■ **Recorded data**:
=======

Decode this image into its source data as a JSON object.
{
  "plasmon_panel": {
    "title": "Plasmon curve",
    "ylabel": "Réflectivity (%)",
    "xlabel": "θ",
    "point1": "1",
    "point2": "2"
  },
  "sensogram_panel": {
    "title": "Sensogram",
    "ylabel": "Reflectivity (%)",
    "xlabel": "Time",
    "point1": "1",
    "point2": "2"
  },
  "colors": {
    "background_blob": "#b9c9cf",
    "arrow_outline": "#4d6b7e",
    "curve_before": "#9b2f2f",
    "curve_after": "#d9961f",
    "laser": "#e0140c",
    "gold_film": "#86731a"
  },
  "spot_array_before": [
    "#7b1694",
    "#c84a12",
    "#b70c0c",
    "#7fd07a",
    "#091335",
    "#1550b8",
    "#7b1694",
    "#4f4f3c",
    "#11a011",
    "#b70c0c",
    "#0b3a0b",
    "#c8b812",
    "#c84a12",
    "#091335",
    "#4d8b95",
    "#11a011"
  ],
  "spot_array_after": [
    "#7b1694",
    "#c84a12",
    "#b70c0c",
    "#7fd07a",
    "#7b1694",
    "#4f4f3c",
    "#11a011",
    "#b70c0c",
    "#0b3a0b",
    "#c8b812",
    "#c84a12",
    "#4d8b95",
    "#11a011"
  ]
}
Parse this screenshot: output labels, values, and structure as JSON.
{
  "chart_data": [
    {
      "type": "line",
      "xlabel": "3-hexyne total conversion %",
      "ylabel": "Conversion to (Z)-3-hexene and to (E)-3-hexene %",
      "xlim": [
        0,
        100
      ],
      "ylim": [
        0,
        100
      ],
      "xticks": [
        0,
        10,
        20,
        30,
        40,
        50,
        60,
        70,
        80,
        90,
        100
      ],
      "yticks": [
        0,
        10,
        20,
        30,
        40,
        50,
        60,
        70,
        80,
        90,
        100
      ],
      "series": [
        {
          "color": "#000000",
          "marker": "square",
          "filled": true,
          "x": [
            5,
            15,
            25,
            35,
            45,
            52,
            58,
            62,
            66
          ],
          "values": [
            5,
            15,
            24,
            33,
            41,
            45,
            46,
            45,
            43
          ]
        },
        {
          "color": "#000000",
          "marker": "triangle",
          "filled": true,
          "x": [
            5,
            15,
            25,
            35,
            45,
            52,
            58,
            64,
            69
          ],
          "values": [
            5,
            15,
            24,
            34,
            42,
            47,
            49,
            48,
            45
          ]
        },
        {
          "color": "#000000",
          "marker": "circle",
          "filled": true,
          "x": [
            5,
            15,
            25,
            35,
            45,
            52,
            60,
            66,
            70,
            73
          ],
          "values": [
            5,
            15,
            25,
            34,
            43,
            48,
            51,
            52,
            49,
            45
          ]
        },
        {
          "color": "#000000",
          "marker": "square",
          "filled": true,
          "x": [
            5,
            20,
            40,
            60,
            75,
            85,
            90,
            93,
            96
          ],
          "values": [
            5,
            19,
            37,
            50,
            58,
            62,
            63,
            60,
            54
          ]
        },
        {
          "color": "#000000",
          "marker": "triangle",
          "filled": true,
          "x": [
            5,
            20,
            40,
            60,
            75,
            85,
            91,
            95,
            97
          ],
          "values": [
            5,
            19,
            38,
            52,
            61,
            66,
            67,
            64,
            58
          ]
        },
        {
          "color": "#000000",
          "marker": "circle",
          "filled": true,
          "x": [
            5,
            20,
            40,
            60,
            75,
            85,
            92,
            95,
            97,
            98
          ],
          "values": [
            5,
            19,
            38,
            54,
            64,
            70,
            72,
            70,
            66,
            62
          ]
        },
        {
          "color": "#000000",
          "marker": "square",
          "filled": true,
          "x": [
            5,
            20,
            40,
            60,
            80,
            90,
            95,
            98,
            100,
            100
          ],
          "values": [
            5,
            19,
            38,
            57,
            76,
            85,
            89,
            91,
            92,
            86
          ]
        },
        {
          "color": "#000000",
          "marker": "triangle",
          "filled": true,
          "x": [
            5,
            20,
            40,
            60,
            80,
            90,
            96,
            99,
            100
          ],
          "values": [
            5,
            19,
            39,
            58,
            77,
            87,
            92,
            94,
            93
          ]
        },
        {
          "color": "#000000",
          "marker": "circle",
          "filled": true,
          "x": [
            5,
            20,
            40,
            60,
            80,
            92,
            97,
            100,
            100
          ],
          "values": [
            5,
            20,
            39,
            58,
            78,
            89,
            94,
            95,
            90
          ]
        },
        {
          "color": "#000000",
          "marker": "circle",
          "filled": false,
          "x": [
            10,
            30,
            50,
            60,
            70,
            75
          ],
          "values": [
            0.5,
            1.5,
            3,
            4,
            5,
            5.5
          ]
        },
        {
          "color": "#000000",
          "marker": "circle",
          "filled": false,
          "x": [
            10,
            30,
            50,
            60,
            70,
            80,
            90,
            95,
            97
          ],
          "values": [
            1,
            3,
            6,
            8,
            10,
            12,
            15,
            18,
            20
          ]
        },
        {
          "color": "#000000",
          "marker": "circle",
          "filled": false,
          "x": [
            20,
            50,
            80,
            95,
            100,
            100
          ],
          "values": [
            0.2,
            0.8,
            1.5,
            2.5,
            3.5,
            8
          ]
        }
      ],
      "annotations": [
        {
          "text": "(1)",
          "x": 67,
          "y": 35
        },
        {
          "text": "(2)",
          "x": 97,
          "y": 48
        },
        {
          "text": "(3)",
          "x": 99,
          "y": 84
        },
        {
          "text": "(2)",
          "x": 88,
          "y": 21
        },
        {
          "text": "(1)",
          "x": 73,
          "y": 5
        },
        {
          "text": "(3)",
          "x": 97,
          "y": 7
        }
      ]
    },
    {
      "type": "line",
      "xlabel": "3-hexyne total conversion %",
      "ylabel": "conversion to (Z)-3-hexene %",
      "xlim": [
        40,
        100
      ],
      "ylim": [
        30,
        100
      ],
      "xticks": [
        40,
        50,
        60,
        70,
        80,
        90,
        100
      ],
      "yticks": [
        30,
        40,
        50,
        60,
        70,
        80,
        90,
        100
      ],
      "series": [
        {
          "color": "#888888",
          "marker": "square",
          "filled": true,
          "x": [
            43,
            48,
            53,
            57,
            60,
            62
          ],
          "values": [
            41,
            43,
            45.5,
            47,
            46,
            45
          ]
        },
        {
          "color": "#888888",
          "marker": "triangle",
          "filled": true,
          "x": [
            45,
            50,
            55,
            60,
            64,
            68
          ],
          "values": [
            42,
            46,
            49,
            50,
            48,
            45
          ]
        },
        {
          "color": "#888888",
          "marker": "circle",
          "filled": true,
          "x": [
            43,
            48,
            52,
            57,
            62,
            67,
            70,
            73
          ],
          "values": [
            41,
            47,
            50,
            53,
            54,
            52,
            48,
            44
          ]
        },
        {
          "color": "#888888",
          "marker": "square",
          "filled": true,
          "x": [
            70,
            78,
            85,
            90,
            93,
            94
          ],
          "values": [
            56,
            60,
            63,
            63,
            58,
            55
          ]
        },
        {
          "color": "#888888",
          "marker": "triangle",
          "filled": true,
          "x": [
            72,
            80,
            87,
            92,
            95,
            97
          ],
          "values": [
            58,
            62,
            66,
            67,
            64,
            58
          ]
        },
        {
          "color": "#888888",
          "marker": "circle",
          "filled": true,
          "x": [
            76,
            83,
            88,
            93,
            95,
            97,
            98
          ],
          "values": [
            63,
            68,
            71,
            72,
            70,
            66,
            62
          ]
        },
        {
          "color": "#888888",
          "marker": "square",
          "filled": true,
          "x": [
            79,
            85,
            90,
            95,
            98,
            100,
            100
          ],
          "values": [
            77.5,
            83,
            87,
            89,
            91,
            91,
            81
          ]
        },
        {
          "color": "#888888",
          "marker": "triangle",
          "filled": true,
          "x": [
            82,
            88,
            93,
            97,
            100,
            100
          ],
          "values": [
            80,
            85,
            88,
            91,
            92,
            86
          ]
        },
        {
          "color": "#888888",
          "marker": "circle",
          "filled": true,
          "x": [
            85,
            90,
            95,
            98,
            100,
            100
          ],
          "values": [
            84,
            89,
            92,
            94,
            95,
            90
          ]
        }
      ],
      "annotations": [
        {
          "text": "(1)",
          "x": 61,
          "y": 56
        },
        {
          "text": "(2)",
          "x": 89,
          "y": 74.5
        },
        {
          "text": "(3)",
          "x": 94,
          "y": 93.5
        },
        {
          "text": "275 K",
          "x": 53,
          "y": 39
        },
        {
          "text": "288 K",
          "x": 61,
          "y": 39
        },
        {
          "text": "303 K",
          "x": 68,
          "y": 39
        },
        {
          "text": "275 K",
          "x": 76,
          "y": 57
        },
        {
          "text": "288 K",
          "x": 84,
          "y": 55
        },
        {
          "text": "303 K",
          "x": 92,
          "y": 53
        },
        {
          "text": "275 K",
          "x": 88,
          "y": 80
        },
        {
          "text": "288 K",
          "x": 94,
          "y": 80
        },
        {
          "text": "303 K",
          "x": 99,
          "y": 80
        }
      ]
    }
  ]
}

=======

■ **Given problem**:
Pull every line containing the word "this" out of the material.

■ **Complete response**:
Decode this image into its source data as a JSON object.
Parse this screenshot: output labels, values, and structure as JSON.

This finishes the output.